# WHAT THE EXERCISE ASKS:
Leave the pictures out and transcribe every record exactly.

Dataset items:
----
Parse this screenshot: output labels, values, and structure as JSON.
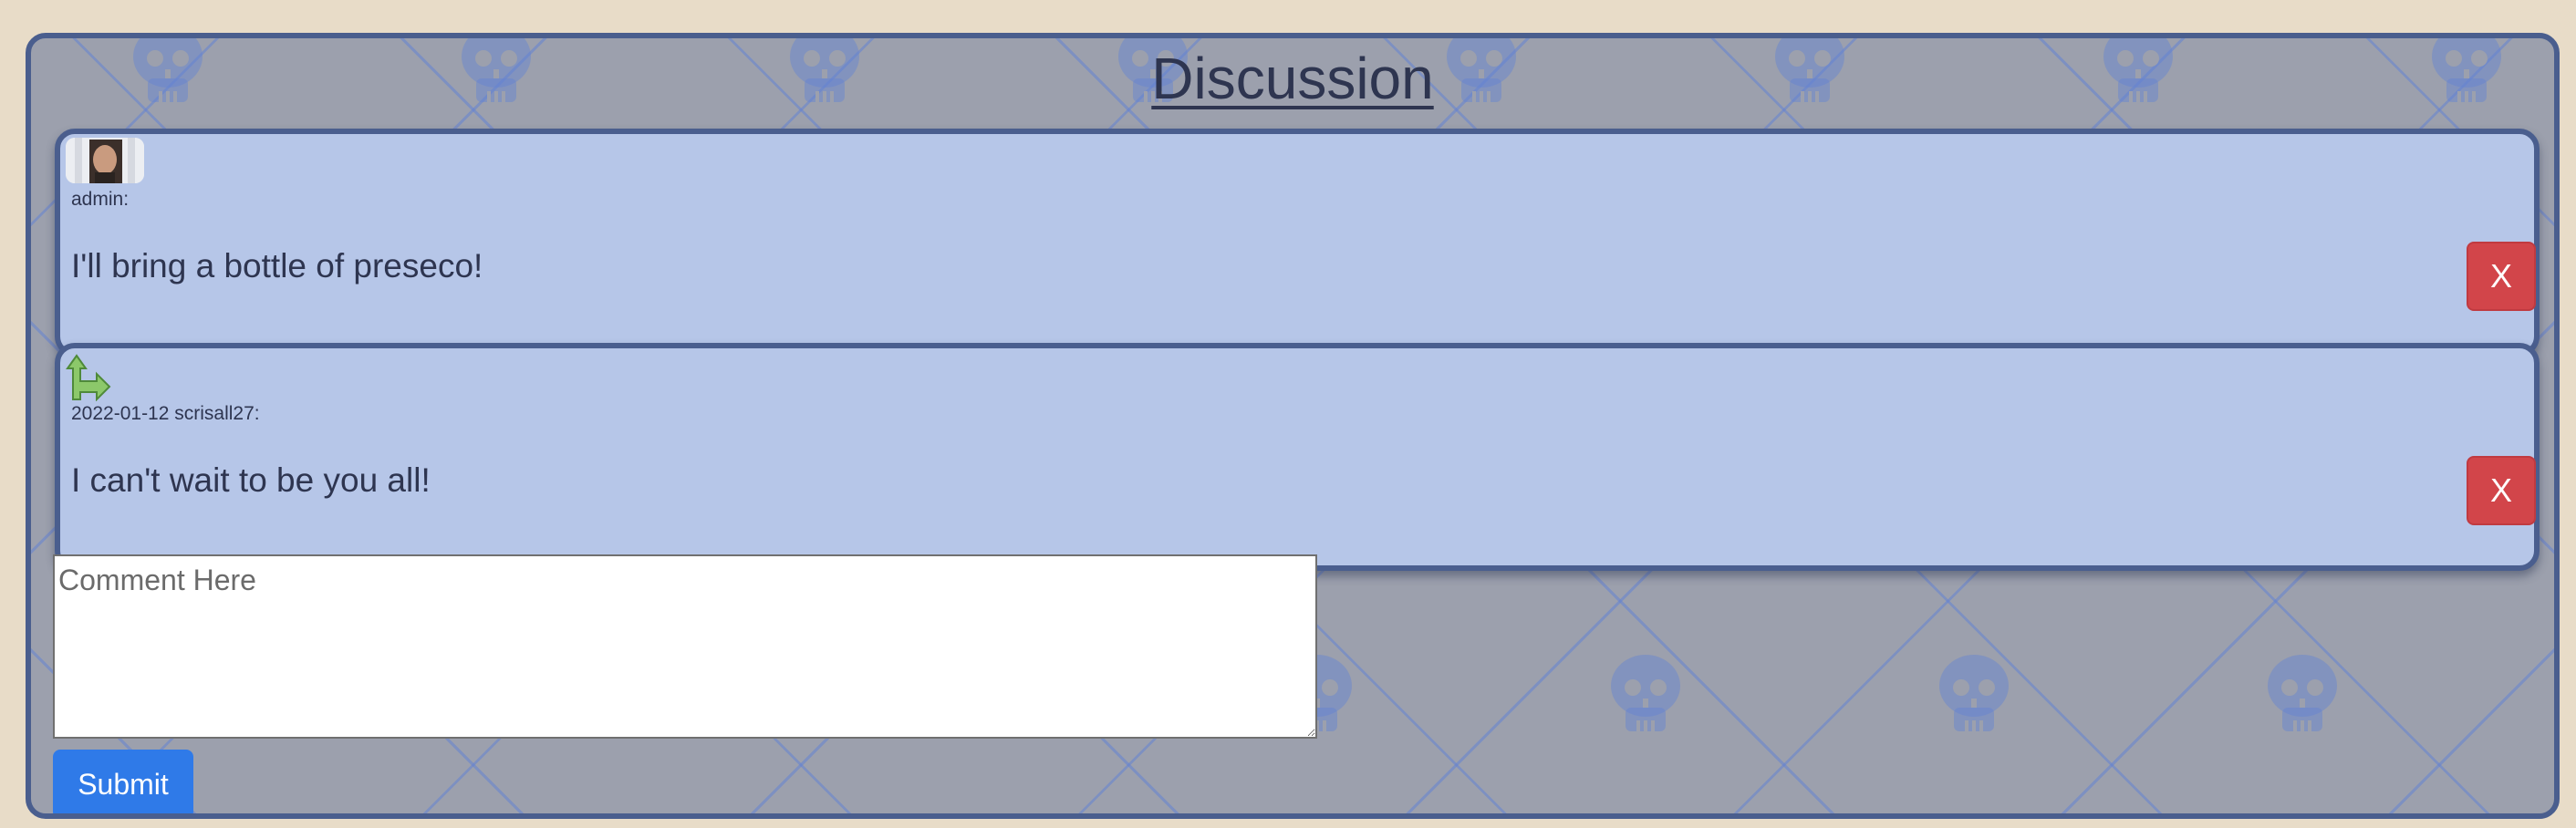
{
  "discussion": {
    "title": "Discussion",
    "comments": [
      {
        "author_line": "admin:",
        "body": "I'll bring a bottle of preseco!",
        "delete_label": "X",
        "icon": "avatar-photo"
      },
      {
        "author_line": "2022-01-12 scrisall27:",
        "body": "I can't wait to be you all!",
        "delete_label": "X",
        "icon": "reply-arrow-icon"
      }
    ],
    "comment_placeholder": "Comment Here",
    "comment_value": "",
    "submit_label": "Submit"
  },
  "colors": {
    "panel_border": "#4a5e8e",
    "comment_bg": "#b6c6e8",
    "delete_button": "#d2454a",
    "submit_button": "#2f7ae8",
    "text": "#2e3550"
  }
}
----
# EXERCISE RESPONSE:
Parse this screenshot: output labels, values, and structure as JSON.
{
  "discussion": {
    "title": "Discussion",
    "comments": [
      {
        "author_line": "admin:",
        "body": "I'll bring a bottle of preseco!",
        "delete_label": "X",
        "icon": "avatar-photo"
      },
      {
        "author_line": "2022-01-12 scrisall27:",
        "body": "I can't wait to be you all!",
        "delete_label": "X",
        "icon": "reply-arrow-icon"
      }
    ],
    "comment_placeholder": "Comment Here",
    "comment_value": "",
    "submit_label": "Submit"
  },
  "colors": {
    "panel_border": "#4a5e8e",
    "comment_bg": "#b6c6e8",
    "delete_button": "#d2454a",
    "submit_button": "#2f7ae8",
    "text": "#2e3550"
  }
}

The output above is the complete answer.